● **THE PROBLEM**: Copy out each line containing "tildelte" from the entries below.

● **DATASET ENTRIES**:

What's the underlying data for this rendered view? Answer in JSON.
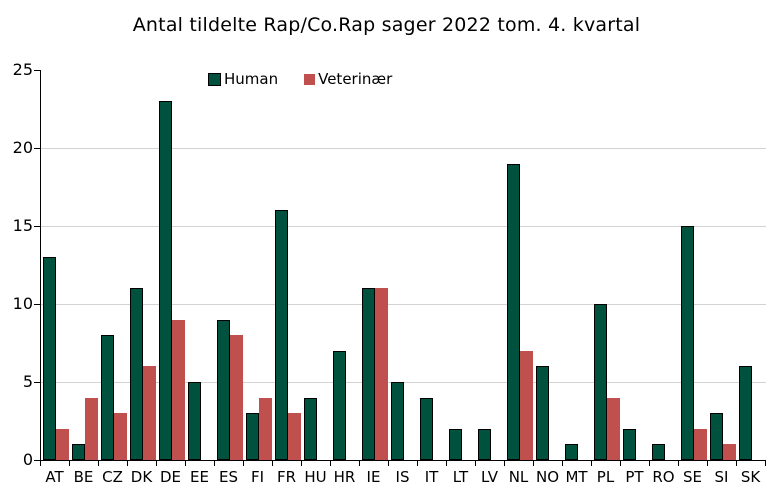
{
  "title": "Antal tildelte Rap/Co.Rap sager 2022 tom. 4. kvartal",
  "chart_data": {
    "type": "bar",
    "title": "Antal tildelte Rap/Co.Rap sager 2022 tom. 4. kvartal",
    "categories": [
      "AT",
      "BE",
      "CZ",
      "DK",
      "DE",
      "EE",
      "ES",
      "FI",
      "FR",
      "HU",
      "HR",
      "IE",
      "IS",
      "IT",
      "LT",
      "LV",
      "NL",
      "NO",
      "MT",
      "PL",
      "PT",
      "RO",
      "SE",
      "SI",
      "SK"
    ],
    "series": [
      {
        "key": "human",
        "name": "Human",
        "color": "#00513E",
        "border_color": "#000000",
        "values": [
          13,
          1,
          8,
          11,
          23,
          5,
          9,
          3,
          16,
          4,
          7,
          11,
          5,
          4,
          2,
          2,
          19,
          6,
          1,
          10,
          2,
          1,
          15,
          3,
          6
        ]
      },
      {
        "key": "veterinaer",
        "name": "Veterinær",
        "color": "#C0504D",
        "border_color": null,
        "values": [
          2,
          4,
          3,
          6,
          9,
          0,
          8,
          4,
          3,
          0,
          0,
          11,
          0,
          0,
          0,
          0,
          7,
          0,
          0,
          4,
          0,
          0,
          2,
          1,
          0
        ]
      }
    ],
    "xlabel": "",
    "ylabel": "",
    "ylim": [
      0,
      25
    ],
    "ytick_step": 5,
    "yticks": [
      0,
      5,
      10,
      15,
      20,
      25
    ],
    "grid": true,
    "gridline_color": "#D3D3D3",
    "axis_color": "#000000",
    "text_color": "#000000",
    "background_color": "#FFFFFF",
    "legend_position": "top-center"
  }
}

● **TASK RESPONSE**:
  "title": "Antal tildelte Rap/Co.Rap sager 2022 tom. 4. kvartal",
    "title": "Antal tildelte Rap/Co.Rap sager 2022 tom. 4. kvartal",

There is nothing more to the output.